== YOUR GOAL ==
Count lines with "export" in them. Report only the total.

Recorded data:
--------------------------------
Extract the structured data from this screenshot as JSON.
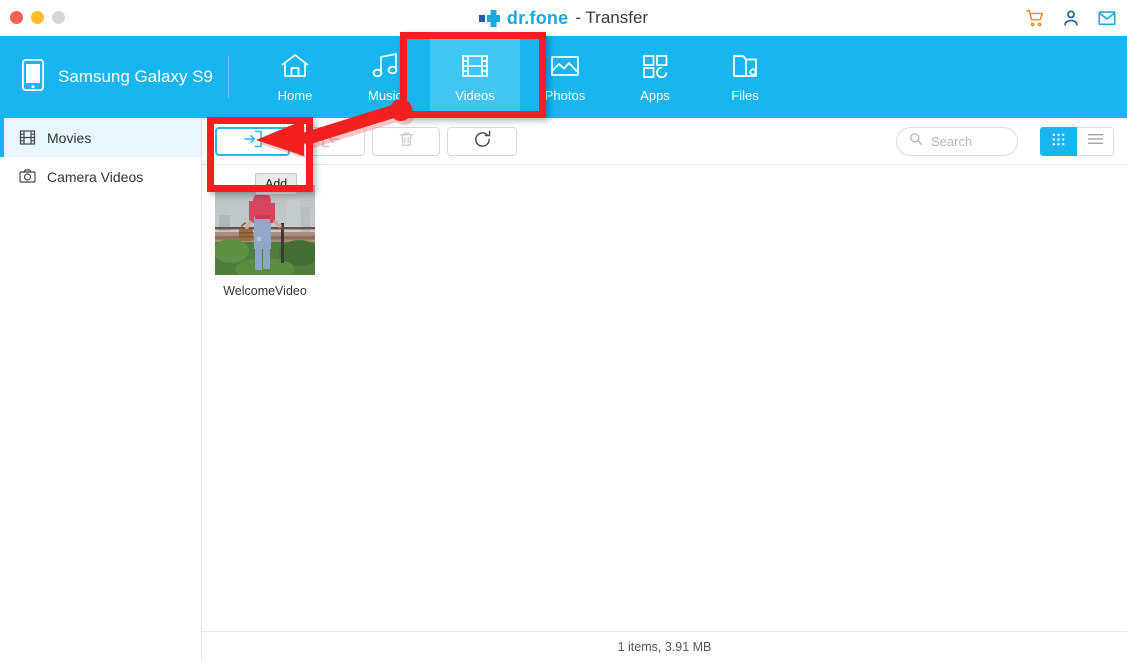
{
  "window": {
    "traffic_lights": [
      {
        "name": "close",
        "color": "#ff5f57"
      },
      {
        "name": "minimize",
        "color": "#ffbd2e"
      },
      {
        "name": "maximize",
        "color": "#d6d6d6"
      }
    ],
    "brand_name": "dr.fone",
    "brand_subtitle": "- Transfer",
    "title_icons": [
      {
        "name": "cart-icon",
        "color": "#f08a24"
      },
      {
        "name": "account-icon",
        "color": "#2a6496"
      },
      {
        "name": "mail-icon",
        "color": "#19a8e0"
      }
    ]
  },
  "device": {
    "icon": "phone-icon",
    "name": "Samsung Galaxy S9"
  },
  "nav": {
    "active": "Videos",
    "tabs": [
      {
        "label": "Home",
        "icon": "home-icon",
        "active": false
      },
      {
        "label": "Music",
        "icon": "music-icon",
        "active": false
      },
      {
        "label": "Videos",
        "icon": "video-film-icon",
        "active": true
      },
      {
        "label": "Photos",
        "icon": "photo-icon",
        "active": false
      },
      {
        "label": "Apps",
        "icon": "apps-grid-icon",
        "active": false
      },
      {
        "label": "Files",
        "icon": "folder-gear-icon",
        "active": false
      }
    ]
  },
  "sidebar": {
    "items": [
      {
        "label": "Movies",
        "icon": "film-icon",
        "active": true
      },
      {
        "label": "Camera Videos",
        "icon": "camera-icon",
        "active": false
      }
    ]
  },
  "toolbar": {
    "buttons": [
      {
        "name": "add-button",
        "icon": "import-arrow-icon",
        "label": "Add",
        "highlighted": true,
        "enabled": true
      },
      {
        "name": "export-button",
        "icon": "export-arrow-icon",
        "highlighted": false,
        "enabled": false
      },
      {
        "name": "delete-button",
        "icon": "trash-icon",
        "highlighted": false,
        "enabled": false
      },
      {
        "name": "refresh-button",
        "icon": "refresh-icon",
        "highlighted": false,
        "enabled": true
      }
    ],
    "tooltip": "Add",
    "search": {
      "placeholder": "Search",
      "value": ""
    },
    "view_modes": [
      {
        "name": "grid-view-button",
        "icon": "grid-dots-icon",
        "active": true
      },
      {
        "name": "list-view-button",
        "icon": "list-lines-icon",
        "active": false
      }
    ]
  },
  "content": {
    "items": [
      {
        "label": "WelcomeVideo",
        "type": "video-thumbnail"
      }
    ]
  },
  "status": {
    "text": "1 items, 3.91 MB"
  },
  "annotations": {
    "color": "#f41f1f",
    "boxes": [
      {
        "name": "videos-tab-highlight",
        "target": "Videos"
      },
      {
        "name": "add-button-highlight",
        "target": "Add"
      }
    ],
    "arrow": {
      "name": "pointer-arrow",
      "from": "Videos",
      "to": "Add"
    }
  },
  "colors": {
    "header_blue": "#19b5f0",
    "active_tab_blue": "#3fc6f3",
    "accent_blue": "#29b6f0",
    "sidebar_active_bg": "#e8f7fd",
    "annotation_red": "#f41f1f"
  }
}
--------------------------------
== SOLUTION ==
2